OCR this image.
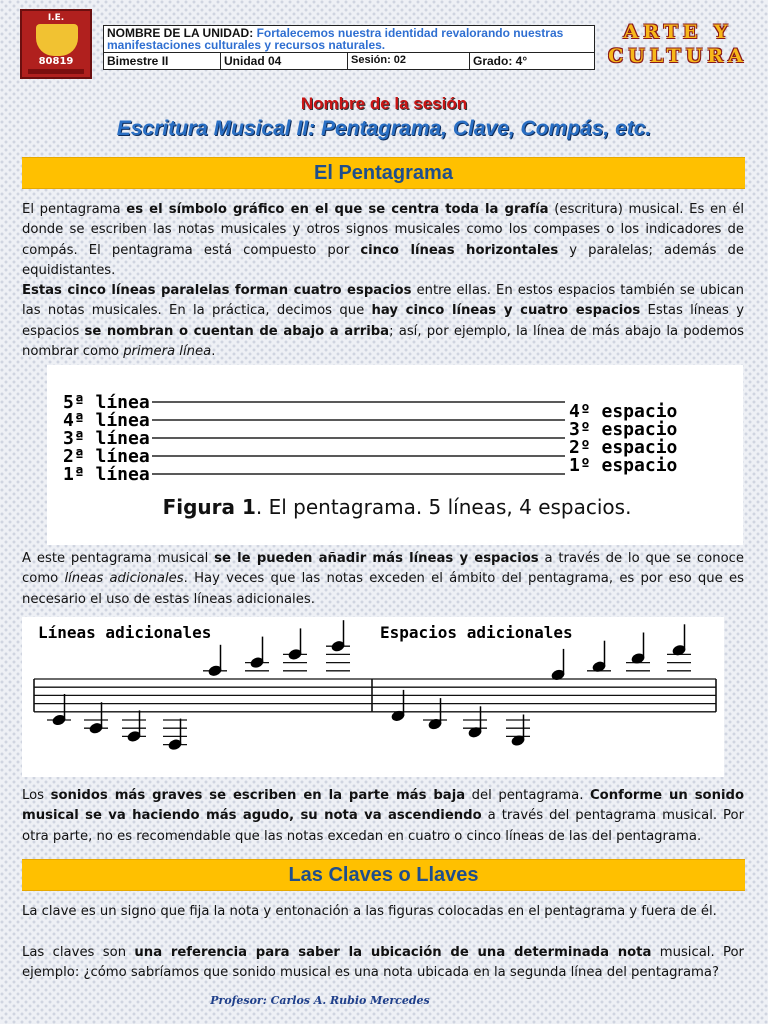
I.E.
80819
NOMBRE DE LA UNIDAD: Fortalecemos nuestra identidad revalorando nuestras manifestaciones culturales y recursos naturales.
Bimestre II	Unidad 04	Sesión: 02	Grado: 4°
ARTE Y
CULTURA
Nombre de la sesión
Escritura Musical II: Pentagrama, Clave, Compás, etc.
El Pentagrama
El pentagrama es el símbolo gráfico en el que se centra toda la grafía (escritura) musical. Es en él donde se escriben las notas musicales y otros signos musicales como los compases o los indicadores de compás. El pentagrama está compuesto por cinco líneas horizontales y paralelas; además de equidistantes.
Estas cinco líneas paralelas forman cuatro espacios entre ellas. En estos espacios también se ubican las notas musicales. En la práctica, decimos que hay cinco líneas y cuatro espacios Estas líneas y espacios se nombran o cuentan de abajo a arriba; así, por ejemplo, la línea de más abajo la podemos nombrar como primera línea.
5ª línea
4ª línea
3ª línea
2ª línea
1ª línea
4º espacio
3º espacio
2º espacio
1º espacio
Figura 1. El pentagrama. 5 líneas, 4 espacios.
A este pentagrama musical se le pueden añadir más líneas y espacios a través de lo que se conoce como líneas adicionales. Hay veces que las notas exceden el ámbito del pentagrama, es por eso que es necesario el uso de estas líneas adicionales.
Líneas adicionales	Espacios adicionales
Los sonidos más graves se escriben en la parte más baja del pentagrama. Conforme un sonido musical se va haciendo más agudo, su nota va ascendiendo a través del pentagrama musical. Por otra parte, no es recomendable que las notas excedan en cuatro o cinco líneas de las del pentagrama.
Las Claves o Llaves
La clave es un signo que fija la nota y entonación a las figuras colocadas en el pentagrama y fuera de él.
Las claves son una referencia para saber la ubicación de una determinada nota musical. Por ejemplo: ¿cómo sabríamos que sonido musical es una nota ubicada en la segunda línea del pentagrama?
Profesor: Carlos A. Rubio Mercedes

----------

▸ What to do:
Make an exact copy of every entry above, minus the images.

▸ Task output:
OCR this image.
I.E.
80819
NOMBRE DE LA UNIDAD: Fortalecemos nuestra identidad revalorando nuestras manifestaciones culturales y recursos naturales.
Bimestre II	Unidad 04	Sesión: 02	Grado: 4°
ARTE Y
CULTURA
Nombre de la sesión
Escritura Musical II: Pentagrama, Clave, Compás, etc.
El Pentagrama
El pentagrama es el símbolo gráfico en el que se centra toda la grafía (escritura) musical. Es en él donde se escriben las notas musicales y otros signos musicales como los compases o los indicadores de compás. El pentagrama está compuesto por cinco líneas horizontales y paralelas; además de equidistantes.
Estas cinco líneas paralelas forman cuatro espacios entre ellas. En estos espacios también se ubican las notas musicales. En la práctica, decimos que hay cinco líneas y cuatro espacios Estas líneas y espacios se nombran o cuentan de abajo a arriba; así, por ejemplo, la línea de más abajo la podemos nombrar como primera línea.
5ª línea
4ª línea
3ª línea
2ª línea
1ª línea
4º espacio
3º espacio
2º espacio
1º espacio
Figura 1. El pentagrama. 5 líneas, 4 espacios.
A este pentagrama musical se le pueden añadir más líneas y espacios a través de lo que se conoce como líneas adicionales. Hay veces que las notas exceden el ámbito del pentagrama, es por eso que es necesario el uso de estas líneas adicionales.
Líneas adicionales	Espacios adicionales
Los sonidos más graves se escriben en la parte más baja del pentagrama. Conforme un sonido musical se va haciendo más agudo, su nota va ascendiendo a través del pentagrama musical. Por otra parte, no es recomendable que las notas excedan en cuatro o cinco líneas de las del pentagrama.
Las Claves o Llaves
La clave es un signo que fija la nota y entonación a las figuras colocadas en el pentagrama y fuera de él.
Las claves son una referencia para saber la ubicación de una determinada nota musical. Por ejemplo: ¿cómo sabríamos que sonido musical es una nota ubicada en la segunda línea del pentagrama?
Profesor: Carlos A. Rubio Mercedes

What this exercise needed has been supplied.